*YOUR TASK*: Consider the records below. How many of their lines include the word "Кротовской"? State the number and nothing else.

Dataset items
......

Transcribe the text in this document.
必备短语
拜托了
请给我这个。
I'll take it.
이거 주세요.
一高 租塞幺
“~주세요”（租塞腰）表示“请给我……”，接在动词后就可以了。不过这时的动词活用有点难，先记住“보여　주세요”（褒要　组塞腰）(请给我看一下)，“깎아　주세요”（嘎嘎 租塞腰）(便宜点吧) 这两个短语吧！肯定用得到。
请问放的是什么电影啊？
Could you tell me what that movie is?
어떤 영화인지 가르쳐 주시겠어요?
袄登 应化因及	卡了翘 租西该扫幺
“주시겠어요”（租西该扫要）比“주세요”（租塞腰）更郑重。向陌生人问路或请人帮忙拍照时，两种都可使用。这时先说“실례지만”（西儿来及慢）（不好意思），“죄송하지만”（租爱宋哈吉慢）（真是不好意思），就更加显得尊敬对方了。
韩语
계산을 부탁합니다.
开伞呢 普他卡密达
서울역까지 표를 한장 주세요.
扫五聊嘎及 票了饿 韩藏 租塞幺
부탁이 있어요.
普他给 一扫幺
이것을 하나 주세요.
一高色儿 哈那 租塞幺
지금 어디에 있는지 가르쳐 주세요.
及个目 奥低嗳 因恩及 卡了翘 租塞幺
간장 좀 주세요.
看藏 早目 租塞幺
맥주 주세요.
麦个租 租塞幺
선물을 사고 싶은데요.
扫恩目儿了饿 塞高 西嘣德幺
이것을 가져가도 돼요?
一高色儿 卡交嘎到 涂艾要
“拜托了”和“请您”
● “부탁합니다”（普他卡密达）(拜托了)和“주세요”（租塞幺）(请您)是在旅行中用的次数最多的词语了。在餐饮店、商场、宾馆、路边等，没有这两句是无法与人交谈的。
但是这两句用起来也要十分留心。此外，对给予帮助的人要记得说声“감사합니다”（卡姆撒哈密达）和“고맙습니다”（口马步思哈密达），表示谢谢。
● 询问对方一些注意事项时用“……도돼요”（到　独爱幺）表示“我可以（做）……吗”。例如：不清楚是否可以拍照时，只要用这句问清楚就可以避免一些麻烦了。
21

......

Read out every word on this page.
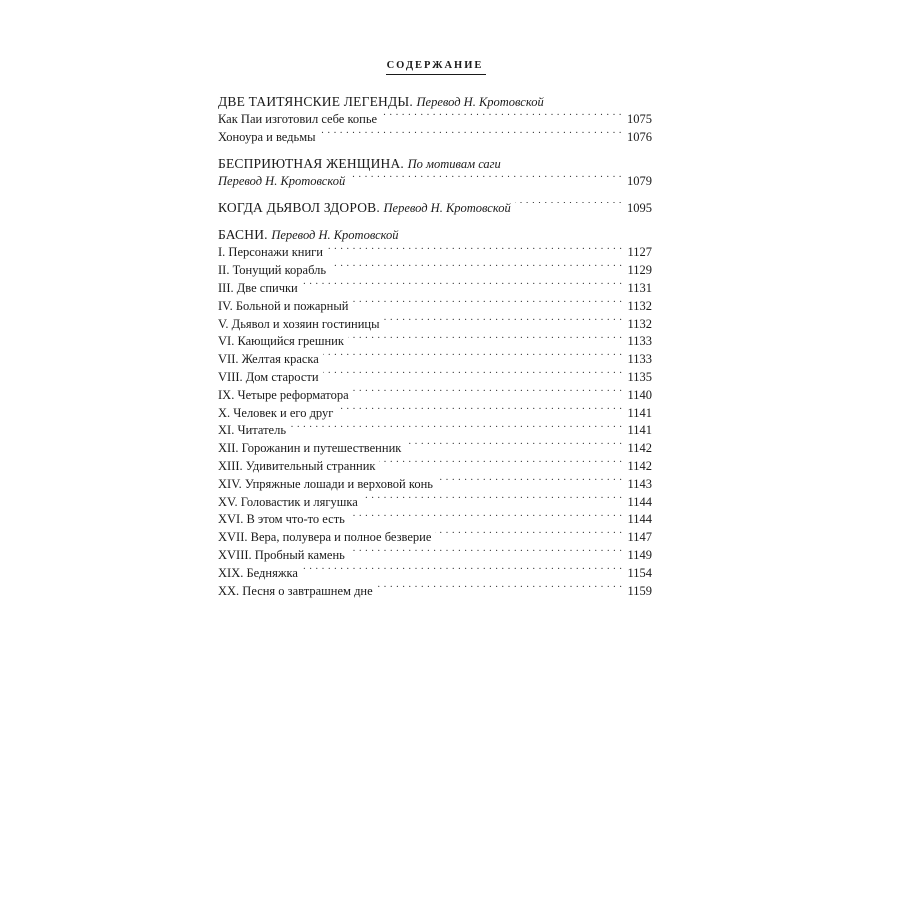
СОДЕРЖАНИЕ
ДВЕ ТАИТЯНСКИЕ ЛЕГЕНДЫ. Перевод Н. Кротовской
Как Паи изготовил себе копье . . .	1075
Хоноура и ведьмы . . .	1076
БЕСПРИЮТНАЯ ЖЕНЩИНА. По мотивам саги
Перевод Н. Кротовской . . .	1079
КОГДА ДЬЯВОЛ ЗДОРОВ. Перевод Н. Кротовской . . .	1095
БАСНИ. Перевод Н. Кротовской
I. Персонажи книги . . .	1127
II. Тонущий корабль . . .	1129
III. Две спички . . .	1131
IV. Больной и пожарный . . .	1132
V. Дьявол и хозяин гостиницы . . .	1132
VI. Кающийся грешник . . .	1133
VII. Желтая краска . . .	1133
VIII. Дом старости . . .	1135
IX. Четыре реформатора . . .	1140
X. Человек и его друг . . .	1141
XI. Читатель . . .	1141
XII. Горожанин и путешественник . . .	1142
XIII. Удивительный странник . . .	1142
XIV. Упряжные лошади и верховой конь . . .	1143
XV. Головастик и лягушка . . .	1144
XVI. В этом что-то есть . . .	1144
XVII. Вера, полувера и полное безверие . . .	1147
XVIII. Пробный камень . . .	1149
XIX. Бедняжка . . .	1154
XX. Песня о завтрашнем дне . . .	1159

......

*ANSWER TO THIS PROBLEM*: 4